指示 1: 疫病退散の神社を紹介する文章によると、五條天神社で毎月10日に行われる祭りは何ですか。
指示 2: 疫病退散の神社を紹介する文章に基づき、五條天神社が医薬学を志す学生にも人気がある理由を説明してください。
指示 3: 疫病退散の神社を紹介する文章を、最後の文の続きから書き継いでください。

抜粋:
★ ★ ★ ★ ★ ★ ★
1. 【東京・台東区/五條天神社】
医療関係・薬剤師の方々にも人気
2. 【宮城・加美町/薬莱神社】
県指定無形民俗文化財「三輪流神楽」が伝わる
3. 【京都・京都市東山区/八坂神社】
祇園の町のシンボル的存在
4. 【奈良・桜井市/大神神社】
聖なる山を直接拝する、古代信仰が息づく
5. まだある!疫病退散のご利益がある神社
まずは東京の神社から。上野公園にある五條天神社(ごじょうてんじんじゃ)の御祭神は、大己貴命(おおなむじのみこと)と少彦名命(すくなひこなのみこと)です。日本武尊(やまとたけるのみこと)が東夷征伐のため上野忍が岡をお通りになられたとき、この2柱の神さまに御加護をいただいたことを感謝して、この地に祀ったと伝わっています。
大己貴命と少彦名命はともに、日本中に医薬の作り方や病の治し方を伝えたとされる神さまです。毎月10日には「医薬祭」が行われ、無病息災や病気平癒の祈願をします。
また、毎年6月末日と12月末日には穢れをはらい無病息災を祈る「大祓式(おおはらえしき)」という儀式も行われます。大祓式の日を挟んだ1週間ほどの期間、社殿の前に大きな茅の輪(ちのわ)が設けられ、茅の輪くぐりに訪れる人々でにぎわいます。菅原道真公も合祀されているので、医薬学を志す学生にも人気の神社です。
薬莱神社(やくらいじんじゃ)も、大己貴神(おおなむちのかみ)と少彦名神(すくなひこなのかみ)をお祀りしています。そのなりたちには、疫病退散と深いかかわりがあります。
★ ★ ★ ★ ★ ★ ★
参考資料:
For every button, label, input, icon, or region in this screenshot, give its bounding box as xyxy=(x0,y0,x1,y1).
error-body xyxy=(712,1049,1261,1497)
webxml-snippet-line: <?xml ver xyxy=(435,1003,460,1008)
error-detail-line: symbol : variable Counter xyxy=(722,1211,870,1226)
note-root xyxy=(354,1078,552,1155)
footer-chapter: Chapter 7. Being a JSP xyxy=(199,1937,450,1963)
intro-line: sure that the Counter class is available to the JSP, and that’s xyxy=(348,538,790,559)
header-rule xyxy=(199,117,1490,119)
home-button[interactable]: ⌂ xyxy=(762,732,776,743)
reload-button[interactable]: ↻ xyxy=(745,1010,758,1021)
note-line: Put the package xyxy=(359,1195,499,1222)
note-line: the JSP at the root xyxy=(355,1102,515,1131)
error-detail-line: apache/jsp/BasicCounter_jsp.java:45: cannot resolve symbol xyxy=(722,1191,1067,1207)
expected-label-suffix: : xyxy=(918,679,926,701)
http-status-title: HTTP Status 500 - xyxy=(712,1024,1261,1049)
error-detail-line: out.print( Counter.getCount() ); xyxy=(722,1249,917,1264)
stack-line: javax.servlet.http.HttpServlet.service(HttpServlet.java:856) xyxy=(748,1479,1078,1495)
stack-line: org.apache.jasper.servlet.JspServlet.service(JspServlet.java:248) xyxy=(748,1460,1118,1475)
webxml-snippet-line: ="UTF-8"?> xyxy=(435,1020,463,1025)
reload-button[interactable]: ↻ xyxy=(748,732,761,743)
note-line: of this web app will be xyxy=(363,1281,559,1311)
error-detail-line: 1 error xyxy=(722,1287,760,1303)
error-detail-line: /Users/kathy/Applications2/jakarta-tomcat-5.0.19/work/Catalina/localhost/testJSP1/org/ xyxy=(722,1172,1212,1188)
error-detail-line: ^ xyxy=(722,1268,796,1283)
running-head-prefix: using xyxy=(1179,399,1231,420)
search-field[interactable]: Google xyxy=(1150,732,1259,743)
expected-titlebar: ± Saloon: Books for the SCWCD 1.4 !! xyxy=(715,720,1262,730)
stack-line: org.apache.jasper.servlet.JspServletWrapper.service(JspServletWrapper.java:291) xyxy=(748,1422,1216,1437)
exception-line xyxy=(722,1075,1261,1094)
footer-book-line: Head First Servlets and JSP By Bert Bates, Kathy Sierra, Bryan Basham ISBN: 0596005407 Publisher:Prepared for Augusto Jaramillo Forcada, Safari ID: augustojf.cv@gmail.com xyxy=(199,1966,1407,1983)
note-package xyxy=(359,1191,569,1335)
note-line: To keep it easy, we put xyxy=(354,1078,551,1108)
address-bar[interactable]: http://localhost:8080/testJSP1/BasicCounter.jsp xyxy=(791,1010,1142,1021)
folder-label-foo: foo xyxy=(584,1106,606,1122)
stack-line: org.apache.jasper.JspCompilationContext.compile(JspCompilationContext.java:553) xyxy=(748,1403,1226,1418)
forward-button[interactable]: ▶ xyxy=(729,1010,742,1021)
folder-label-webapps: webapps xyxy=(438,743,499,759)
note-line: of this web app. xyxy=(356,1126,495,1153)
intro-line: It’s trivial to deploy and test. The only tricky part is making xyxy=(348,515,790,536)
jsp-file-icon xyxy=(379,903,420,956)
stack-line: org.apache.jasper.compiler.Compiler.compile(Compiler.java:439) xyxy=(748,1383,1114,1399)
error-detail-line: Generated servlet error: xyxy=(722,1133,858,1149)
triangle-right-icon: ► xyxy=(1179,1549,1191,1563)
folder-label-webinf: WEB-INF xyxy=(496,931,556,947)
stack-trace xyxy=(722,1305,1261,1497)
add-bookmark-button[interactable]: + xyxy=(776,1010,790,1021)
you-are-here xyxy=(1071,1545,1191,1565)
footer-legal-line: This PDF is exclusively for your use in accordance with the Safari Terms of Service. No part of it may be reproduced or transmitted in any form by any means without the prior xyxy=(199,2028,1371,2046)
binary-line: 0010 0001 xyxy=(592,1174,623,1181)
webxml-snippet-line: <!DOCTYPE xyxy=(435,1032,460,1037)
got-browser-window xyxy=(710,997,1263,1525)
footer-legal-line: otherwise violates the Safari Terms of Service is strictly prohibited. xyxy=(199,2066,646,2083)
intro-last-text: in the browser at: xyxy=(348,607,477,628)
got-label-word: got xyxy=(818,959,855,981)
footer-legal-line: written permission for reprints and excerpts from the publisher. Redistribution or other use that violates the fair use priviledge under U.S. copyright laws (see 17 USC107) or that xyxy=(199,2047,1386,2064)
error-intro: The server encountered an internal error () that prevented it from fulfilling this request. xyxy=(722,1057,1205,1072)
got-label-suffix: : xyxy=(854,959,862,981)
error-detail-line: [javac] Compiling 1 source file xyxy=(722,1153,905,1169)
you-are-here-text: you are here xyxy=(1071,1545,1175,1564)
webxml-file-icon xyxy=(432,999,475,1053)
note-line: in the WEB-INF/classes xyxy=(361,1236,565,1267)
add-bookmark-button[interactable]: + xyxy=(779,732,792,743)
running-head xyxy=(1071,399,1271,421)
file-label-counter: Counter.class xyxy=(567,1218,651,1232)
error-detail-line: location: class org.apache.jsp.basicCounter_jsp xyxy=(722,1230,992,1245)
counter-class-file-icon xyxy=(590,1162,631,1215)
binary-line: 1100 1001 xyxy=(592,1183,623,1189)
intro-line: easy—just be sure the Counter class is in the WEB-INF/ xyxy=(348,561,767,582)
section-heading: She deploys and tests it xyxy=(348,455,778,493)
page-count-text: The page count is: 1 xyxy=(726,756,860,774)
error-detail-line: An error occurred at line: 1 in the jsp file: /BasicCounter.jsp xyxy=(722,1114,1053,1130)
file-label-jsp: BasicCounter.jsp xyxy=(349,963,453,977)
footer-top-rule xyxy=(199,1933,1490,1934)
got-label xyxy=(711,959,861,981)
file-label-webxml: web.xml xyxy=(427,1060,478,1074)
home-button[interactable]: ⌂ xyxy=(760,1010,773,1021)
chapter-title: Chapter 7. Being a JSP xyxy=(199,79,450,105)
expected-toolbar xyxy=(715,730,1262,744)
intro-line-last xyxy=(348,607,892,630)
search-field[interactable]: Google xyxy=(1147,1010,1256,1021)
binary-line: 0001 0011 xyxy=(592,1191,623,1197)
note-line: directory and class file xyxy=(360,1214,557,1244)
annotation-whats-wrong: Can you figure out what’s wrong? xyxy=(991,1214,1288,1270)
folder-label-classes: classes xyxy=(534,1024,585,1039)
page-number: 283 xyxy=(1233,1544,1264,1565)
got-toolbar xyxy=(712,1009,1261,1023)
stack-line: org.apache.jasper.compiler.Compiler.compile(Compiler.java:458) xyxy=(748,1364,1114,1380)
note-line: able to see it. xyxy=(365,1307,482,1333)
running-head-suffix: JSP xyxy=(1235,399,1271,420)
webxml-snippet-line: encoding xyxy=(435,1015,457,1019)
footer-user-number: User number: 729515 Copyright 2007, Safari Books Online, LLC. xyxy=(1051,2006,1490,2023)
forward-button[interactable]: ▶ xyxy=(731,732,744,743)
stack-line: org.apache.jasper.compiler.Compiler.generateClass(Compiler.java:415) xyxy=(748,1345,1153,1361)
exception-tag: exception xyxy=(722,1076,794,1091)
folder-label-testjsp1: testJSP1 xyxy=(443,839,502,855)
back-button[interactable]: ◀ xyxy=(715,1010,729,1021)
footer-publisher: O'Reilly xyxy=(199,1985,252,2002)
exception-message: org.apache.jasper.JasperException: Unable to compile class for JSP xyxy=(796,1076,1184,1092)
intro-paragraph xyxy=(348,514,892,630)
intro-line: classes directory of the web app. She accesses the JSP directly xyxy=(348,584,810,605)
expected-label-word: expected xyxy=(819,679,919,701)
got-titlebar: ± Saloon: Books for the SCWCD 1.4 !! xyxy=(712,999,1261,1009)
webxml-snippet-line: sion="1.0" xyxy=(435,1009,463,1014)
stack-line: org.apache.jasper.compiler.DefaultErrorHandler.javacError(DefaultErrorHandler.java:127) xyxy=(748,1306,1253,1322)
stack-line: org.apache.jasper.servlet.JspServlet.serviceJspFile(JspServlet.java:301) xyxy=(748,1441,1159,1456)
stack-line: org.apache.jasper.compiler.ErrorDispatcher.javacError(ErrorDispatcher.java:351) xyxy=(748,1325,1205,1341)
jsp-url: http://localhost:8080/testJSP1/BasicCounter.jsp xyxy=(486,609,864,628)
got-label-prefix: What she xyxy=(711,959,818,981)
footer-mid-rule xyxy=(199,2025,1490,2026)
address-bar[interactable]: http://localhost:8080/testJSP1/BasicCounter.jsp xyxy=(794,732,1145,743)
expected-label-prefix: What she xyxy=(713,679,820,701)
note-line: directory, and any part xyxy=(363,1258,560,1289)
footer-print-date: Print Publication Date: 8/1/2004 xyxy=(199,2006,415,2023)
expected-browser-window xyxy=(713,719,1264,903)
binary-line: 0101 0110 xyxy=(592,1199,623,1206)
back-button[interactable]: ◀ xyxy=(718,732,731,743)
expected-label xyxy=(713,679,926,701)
★ ★ ★ ★ ★ ★ ★
回答欄 1: 「医薬祭」です。

回答欄 2: 五條天神社には、医薬の作り方や病の治し方を伝えたとされる大己貴命と少彦名命に加えて、菅原道真公も合祀されているからです。

回答欄 3:
奈良時代の武人・大野東人が、出羽国への道を作っていたときのこと。悪疫が流行し、多くの兵士や人夫が病の犠牲になってしまいました。そこで薬莱山上に医薬の守護神である大己貴神と少彦名神を祀って祈ったところ、病気が鎮まり、工事も無事に終えられたのだといいます。
薬莱山は標高553mほどですが、山頂からの眺めもよく、地元では「加美富士」とも呼ばれています。山頂は見晴らしも抜群。運が良ければ初日の出をみることもできます。奥宮に参拝すれば、新年を清々しい気持ちで迎えられそうですね。
京都の夏の風物詩、祇園祭。平安時代に京都各地で流行していた疫病を神さまに鎮めてもらおうとはじまったお祭りです。開催しているのは八坂神社(やさかじんじゃ)。京都のメインストリートのひとつである四条通東端にある、あでやかな西楼門が印象的な神社です。
八坂神社の御祭神は素戔嗚尊(すさのおのみこと)。日本各地のさまざまな神社で行われている「茅の輪(ちのわ)くぐり」のルーツといわれる民話『蘇民将来』で語り継がれている神さまともいわれています。
『蘇民将来』とは、こんな民話です。
旅の途中で神さまが宿を請うと、金持ちの弟・巨旦将来は嘘をついて断わりましたが、貧しい兄・蘇民将来は家に泊めて精一杯もてなしました。そのことに感謝した神さまは「のちに疫病が流行るが、蘇民将来の子孫であるといい、腰に茅の輪を巻けば救われる」と蘇民将来に伝えます。おかげで弟をはじめとする皆が疫病に倒れるなか、蘇民将来の家族だけは生き残って繁栄しました。
この民話に出てくる蘇民将来を祀っているのが、八坂神社の境内摂社・疫神社(えきじんじゃ)です。八坂神社の西楼門をくぐると、すぐ目の前に境内摂社の疫神社があります。ここで祇園祭の最後を締めくくる「夏越祭」が行われます。神さまをもてなす心の清らかさで疫病の難を逃れた蘇民将来にあやかって、八坂神社に参拝し、疫病退散を祈ってみてはいかがでしょうか。
古事記や日本書紀には、崇神(すじん)天皇の時代に疫病が大流行したという話が出てきます。疫病で人々が苦しんでいるときに、崇神天皇の夢にあらわれて自分を祀らせるように告げた神さまが、大物主神(おおものぬしのかみ)です。その神託に従うと病が鎮まり、国も安らかになったといいます。この大物主神を御祭神としているのが、大神神社(おおみわじんじゃ)です。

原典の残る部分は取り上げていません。